> DIRECTION
Select and reproduce each line of the listing below that bears the string "Internet".

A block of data
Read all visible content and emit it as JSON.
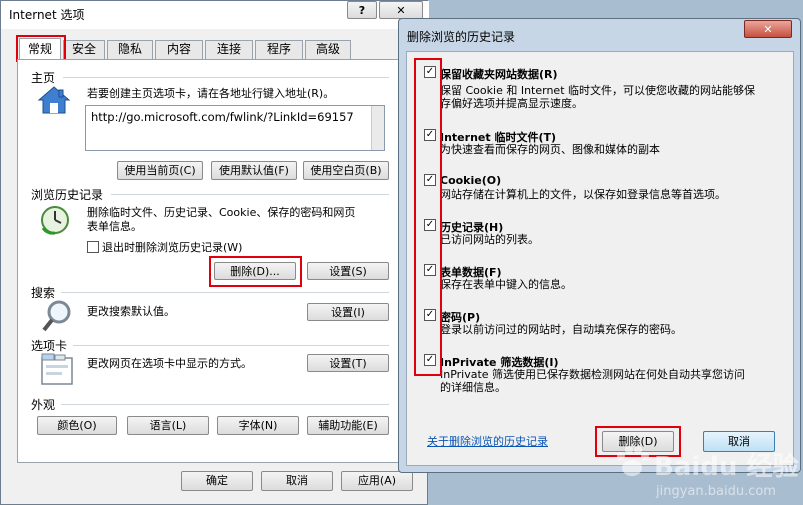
{
  "ie_options": {
    "title": "Internet 选项",
    "help_label": "?",
    "close_label": "✕",
    "tabs": [
      "常规",
      "安全",
      "隐私",
      "内容",
      "连接",
      "程序",
      "高级"
    ],
    "homepage": {
      "section": "主页",
      "hint": "若要创建主页选项卡，请在各地址行键入地址(R)。",
      "url": "http://go.microsoft.com/fwlink/?LinkId=69157",
      "btn_current": "使用当前页(C)",
      "btn_default": "使用默认值(F)",
      "btn_blank": "使用空白页(B)"
    },
    "history": {
      "section": "浏览历史记录",
      "desc_line1": "删除临时文件、历史记录、Cookie、保存的密码和网页",
      "desc_line2": "表单信息。",
      "checkbox_label": "退出时删除浏览历史记录(W)",
      "btn_delete": "删除(D)...",
      "btn_settings": "设置(S)"
    },
    "search": {
      "section": "搜索",
      "desc": "更改搜索默认值。",
      "btn_settings": "设置(I)"
    },
    "tabs_section": {
      "section": "选项卡",
      "desc": "更改网页在选项卡中显示的方式。",
      "btn_settings": "设置(T)"
    },
    "appearance": {
      "section": "外观",
      "btn_colors": "颜色(O)",
      "btn_languages": "语言(L)",
      "btn_fonts": "字体(N)",
      "btn_accessibility": "辅助功能(E)"
    },
    "footer": {
      "ok": "确定",
      "cancel": "取消",
      "apply": "应用(A)"
    }
  },
  "delete_dialog": {
    "title": "删除浏览的历史记录",
    "close_label": "✕",
    "items": [
      {
        "title": "保留收藏夹网站数据(R)",
        "desc": [
          "保留 Cookie 和 Internet 临时文件，可以使您收藏的网站能够保",
          "存偏好选项并提高显示速度。"
        ],
        "checked": true
      },
      {
        "title": "Internet 临时文件(T)",
        "desc": [
          "为快速查看而保存的网页、图像和媒体的副本"
        ],
        "checked": true
      },
      {
        "title": "Cookie(O)",
        "desc": [
          "网站存储在计算机上的文件，以保存如登录信息等首选项。"
        ],
        "checked": true
      },
      {
        "title": "历史记录(H)",
        "desc": [
          "已访问网站的列表。"
        ],
        "checked": true
      },
      {
        "title": "表单数据(F)",
        "desc": [
          "保存在表单中键入的信息。"
        ],
        "checked": true
      },
      {
        "title": "密码(P)",
        "desc": [
          "登录以前访问过的网站时，自动填充保存的密码。"
        ],
        "checked": true
      },
      {
        "title": "InPrivate 筛选数据(I)",
        "desc": [
          "InPrivate 筛选使用已保存数据检测网站在何处自动共享您访问",
          "的详细信息。"
        ],
        "checked": true
      }
    ],
    "about_link": "关于删除浏览的历史记录",
    "btn_delete": "删除(D)",
    "btn_cancel": "取消"
  },
  "watermark": {
    "brand": "Baidu 经验",
    "url": "jingyan.baidu.com"
  },
  "colors": {
    "highlight_red": "#e0000b",
    "title_bar": "#ffffff",
    "dialog_bg": "#f0f0f0",
    "link_blue": "#0a55b5"
  }
}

> RIGHT ANSWER
    "title": "Internet 选项",
          "保留 Cookie 和 Internet 临时文件，可以使您收藏的网站能够保",
        "title": "Internet 临时文件(T)",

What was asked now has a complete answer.